- **THE TASK**
Where a line of the material contains the string "name", copy that line.

- **RAW DATA**
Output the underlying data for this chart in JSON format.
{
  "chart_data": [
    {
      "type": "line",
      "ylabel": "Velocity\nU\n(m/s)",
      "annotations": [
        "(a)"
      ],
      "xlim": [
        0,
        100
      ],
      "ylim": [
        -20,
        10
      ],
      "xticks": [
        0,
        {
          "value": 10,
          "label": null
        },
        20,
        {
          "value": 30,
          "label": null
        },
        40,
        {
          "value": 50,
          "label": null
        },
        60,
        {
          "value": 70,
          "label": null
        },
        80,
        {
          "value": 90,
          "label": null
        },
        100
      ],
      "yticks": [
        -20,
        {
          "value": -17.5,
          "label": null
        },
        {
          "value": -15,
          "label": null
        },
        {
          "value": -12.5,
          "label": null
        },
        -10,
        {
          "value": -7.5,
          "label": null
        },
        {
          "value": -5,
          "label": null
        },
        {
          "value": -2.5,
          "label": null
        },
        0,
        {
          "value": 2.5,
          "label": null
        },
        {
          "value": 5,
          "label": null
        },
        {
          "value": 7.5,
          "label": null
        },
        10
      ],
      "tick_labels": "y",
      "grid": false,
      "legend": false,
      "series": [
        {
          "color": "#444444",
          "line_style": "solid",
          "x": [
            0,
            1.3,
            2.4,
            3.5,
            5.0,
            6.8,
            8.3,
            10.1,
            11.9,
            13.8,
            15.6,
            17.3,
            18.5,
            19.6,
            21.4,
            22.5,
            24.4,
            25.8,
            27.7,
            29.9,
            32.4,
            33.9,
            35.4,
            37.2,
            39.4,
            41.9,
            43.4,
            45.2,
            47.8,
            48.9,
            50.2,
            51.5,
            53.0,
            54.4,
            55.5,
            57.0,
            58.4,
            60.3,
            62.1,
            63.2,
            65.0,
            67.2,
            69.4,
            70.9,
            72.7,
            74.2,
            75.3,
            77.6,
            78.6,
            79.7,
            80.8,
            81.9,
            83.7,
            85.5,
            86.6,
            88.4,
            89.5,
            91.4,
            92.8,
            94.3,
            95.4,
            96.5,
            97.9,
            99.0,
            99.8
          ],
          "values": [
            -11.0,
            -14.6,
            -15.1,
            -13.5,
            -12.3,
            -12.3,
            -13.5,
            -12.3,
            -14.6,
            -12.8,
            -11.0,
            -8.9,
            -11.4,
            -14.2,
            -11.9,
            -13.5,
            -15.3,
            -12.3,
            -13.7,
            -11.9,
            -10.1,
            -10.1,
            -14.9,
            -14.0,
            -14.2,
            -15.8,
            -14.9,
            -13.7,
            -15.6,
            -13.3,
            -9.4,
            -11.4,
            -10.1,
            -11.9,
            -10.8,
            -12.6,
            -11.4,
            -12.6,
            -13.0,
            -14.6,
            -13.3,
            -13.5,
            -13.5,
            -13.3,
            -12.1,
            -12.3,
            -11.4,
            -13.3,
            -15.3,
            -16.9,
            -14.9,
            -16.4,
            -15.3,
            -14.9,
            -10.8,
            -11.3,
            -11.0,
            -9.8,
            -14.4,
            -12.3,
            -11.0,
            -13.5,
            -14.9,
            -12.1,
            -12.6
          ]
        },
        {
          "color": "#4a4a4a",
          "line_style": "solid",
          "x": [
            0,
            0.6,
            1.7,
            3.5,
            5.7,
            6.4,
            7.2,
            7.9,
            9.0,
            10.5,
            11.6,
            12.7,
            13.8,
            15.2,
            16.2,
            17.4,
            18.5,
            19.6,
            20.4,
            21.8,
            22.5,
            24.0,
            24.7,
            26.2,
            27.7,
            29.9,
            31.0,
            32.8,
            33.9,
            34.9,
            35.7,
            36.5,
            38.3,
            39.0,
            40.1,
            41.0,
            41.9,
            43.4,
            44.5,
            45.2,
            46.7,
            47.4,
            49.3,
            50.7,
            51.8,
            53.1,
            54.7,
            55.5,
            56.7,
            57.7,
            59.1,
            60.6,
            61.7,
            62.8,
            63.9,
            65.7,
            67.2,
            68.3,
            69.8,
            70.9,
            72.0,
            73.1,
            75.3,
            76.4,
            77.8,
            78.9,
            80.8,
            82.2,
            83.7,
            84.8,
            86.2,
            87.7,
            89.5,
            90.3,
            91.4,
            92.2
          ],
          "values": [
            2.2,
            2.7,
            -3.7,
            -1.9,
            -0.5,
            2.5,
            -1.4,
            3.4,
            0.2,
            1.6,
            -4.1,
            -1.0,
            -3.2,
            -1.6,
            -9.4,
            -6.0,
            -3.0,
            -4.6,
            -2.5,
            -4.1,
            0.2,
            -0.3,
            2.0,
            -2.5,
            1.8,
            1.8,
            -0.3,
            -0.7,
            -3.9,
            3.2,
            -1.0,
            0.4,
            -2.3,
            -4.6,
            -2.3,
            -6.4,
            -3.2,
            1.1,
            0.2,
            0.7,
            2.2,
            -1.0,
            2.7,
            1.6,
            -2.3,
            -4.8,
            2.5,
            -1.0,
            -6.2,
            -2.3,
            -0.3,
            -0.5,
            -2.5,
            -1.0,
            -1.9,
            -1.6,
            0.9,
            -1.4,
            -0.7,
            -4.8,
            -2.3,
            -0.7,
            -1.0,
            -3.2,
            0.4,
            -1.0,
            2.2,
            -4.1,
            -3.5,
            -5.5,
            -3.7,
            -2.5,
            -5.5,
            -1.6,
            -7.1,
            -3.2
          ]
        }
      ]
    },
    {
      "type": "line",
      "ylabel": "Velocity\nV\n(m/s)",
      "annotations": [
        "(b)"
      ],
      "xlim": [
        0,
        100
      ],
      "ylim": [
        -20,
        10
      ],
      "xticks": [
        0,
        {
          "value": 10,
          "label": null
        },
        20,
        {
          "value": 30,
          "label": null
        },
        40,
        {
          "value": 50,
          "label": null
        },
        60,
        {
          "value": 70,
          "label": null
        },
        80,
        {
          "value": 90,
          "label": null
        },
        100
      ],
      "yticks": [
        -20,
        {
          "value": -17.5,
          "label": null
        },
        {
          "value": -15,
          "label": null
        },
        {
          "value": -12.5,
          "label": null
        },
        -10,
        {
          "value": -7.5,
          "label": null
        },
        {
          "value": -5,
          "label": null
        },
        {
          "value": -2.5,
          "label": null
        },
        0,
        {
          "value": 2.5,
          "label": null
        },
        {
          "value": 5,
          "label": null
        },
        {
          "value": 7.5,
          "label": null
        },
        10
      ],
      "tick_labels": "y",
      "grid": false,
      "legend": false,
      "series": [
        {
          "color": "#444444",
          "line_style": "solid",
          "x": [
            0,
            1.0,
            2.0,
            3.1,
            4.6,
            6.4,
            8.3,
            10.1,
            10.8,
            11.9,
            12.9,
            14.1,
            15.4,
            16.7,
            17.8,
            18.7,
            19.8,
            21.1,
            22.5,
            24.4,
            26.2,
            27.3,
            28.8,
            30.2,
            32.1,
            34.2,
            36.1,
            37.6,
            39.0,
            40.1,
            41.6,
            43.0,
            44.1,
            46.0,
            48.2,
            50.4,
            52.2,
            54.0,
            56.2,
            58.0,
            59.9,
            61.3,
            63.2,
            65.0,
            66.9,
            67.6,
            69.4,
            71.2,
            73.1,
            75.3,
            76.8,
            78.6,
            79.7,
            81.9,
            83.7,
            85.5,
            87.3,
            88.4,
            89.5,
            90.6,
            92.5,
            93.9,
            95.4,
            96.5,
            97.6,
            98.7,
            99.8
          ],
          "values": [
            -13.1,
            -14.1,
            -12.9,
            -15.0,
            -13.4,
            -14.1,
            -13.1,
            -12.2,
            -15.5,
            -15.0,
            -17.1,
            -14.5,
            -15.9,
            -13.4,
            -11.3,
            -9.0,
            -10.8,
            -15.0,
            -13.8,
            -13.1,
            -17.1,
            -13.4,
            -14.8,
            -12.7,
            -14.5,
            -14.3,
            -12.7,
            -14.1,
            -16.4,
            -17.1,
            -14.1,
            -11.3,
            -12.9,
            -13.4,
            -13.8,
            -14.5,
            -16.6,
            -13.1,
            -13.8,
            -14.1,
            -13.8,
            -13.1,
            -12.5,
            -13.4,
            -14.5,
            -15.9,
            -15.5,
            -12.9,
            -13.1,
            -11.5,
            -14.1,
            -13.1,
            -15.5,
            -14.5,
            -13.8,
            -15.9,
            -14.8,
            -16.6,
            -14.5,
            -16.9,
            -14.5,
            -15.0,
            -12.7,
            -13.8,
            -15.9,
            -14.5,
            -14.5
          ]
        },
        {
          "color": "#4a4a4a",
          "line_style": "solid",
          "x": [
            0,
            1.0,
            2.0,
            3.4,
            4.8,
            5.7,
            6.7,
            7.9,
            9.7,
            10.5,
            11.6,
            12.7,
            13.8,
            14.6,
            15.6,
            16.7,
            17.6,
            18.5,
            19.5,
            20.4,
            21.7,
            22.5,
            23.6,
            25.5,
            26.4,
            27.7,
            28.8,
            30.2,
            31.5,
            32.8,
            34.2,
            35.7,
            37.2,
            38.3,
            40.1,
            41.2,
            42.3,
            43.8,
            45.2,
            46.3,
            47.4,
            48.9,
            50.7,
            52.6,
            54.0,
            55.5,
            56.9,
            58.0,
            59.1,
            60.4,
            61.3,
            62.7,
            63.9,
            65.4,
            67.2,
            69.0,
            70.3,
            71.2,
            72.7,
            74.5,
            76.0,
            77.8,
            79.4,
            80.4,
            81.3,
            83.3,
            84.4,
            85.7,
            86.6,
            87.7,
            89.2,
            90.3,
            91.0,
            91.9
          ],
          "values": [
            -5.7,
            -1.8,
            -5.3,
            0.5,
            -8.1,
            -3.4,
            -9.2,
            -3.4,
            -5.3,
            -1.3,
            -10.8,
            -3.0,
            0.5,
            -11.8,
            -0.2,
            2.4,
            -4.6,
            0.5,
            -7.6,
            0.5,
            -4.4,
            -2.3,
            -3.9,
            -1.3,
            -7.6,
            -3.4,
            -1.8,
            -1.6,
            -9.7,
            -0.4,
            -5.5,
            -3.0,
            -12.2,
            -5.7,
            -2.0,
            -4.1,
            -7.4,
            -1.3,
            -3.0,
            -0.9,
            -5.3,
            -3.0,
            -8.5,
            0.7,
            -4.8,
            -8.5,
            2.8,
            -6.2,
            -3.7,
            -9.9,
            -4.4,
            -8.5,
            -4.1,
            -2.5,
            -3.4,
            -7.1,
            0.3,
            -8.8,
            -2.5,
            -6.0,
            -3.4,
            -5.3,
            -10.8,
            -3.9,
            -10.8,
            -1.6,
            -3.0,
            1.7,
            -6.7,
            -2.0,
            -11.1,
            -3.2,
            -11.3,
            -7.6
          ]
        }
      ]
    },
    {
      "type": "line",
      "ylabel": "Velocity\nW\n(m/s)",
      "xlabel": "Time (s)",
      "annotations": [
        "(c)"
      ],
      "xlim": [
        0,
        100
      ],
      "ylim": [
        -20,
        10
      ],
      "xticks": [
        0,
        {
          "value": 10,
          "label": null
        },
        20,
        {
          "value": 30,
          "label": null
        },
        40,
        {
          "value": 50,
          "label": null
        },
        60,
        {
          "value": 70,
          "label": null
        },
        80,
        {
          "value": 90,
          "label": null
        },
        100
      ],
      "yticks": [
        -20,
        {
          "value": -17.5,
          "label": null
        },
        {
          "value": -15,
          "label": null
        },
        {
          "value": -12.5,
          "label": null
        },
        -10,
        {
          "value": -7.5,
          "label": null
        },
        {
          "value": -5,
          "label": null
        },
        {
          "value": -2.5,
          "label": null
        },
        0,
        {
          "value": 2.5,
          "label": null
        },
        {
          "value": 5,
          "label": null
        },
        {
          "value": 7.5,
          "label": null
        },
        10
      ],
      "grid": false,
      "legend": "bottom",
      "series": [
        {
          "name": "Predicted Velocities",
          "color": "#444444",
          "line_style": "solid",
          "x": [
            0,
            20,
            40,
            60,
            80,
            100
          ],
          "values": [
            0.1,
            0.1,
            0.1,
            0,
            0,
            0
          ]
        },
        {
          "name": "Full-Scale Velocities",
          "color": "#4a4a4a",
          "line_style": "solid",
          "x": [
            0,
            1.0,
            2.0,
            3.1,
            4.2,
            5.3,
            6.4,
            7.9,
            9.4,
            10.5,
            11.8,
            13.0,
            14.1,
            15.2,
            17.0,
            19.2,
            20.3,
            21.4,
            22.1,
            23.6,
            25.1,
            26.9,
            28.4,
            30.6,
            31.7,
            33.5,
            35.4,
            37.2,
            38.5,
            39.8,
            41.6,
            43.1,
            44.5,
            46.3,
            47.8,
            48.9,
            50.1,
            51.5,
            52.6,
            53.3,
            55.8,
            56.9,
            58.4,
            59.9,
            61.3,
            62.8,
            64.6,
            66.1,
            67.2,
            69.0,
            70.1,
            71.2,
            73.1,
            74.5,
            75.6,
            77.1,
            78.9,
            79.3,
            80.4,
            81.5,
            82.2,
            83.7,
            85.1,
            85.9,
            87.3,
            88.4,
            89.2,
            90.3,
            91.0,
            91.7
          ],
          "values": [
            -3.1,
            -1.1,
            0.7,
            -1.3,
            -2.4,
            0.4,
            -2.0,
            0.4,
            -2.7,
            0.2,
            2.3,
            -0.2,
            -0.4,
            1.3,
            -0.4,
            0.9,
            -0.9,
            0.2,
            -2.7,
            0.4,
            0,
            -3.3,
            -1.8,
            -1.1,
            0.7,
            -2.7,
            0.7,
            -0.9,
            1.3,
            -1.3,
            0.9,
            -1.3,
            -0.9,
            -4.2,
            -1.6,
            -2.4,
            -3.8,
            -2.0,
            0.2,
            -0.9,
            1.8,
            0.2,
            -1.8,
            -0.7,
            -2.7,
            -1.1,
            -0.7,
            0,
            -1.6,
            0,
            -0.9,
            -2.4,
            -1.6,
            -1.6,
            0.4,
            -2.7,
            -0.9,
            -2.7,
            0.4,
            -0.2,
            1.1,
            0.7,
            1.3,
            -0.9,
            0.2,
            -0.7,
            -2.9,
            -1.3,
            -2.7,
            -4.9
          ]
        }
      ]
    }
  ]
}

- **SOLVED EXERCISE**
          "name": "Predicted Velocities",
          "name": "Full-Scale Velocities",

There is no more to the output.